===== Provided material

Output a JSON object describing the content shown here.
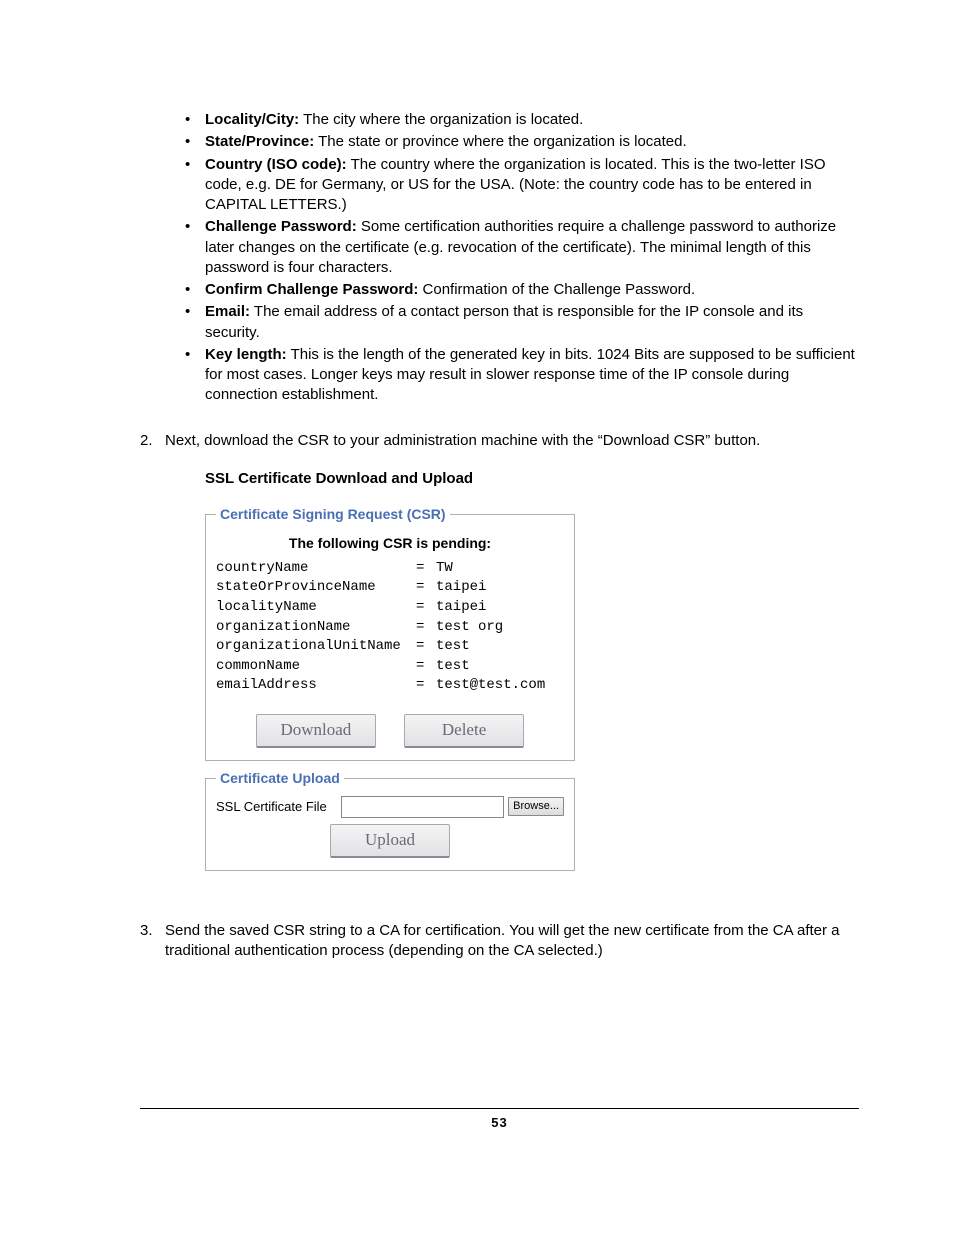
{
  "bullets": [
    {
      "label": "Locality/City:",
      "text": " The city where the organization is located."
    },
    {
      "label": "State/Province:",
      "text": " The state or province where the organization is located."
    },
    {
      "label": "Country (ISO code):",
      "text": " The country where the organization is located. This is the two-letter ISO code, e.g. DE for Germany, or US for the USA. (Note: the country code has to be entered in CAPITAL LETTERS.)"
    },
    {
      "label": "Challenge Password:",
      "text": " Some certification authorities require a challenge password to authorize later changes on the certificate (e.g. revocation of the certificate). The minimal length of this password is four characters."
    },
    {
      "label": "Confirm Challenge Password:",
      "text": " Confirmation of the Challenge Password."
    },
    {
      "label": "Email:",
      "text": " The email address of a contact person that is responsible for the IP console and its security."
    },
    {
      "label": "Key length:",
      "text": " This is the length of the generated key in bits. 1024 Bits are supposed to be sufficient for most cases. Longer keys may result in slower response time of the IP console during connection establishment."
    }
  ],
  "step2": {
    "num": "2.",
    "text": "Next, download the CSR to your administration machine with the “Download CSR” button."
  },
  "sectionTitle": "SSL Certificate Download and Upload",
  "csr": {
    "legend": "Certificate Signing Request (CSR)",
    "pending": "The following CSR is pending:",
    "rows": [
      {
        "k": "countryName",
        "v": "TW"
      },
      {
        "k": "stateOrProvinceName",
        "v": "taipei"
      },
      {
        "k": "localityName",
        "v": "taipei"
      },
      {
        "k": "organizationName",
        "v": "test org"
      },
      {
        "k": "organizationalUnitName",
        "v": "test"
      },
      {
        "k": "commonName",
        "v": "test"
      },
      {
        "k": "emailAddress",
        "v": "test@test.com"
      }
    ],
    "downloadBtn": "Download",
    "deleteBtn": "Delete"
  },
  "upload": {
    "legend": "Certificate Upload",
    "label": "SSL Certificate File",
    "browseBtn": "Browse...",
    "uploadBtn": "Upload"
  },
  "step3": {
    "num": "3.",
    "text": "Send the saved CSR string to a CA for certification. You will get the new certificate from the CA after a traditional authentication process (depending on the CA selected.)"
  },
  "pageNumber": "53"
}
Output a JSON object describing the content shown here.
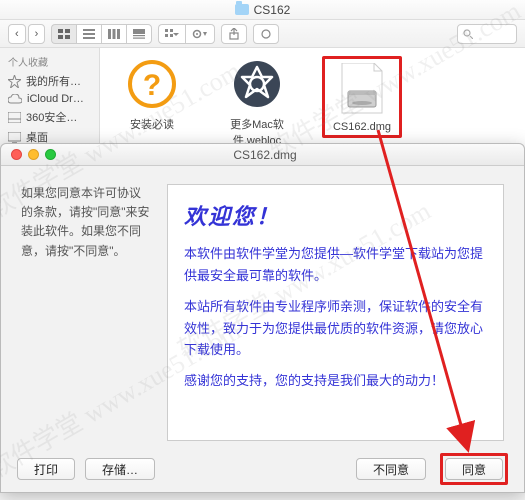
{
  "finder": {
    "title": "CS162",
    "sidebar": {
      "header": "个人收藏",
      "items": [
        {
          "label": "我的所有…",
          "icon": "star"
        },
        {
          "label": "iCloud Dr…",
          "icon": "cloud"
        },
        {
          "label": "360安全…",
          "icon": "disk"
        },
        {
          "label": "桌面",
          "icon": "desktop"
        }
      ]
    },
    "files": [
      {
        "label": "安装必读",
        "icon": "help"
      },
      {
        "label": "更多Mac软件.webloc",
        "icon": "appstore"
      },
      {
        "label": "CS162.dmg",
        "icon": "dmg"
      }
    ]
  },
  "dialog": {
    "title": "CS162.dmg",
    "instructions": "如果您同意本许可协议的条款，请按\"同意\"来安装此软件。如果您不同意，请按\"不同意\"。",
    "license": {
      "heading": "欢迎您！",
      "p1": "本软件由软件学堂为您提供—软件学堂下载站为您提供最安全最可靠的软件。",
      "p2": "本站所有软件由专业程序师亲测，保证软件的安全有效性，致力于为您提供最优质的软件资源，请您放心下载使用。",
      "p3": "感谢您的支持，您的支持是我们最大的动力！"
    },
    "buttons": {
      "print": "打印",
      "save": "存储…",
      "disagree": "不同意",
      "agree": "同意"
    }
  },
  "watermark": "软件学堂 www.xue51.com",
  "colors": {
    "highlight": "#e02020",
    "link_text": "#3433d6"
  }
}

==========

Aim: Find how many lines in the listing contain the word "console" and give that count alone.

Result: 2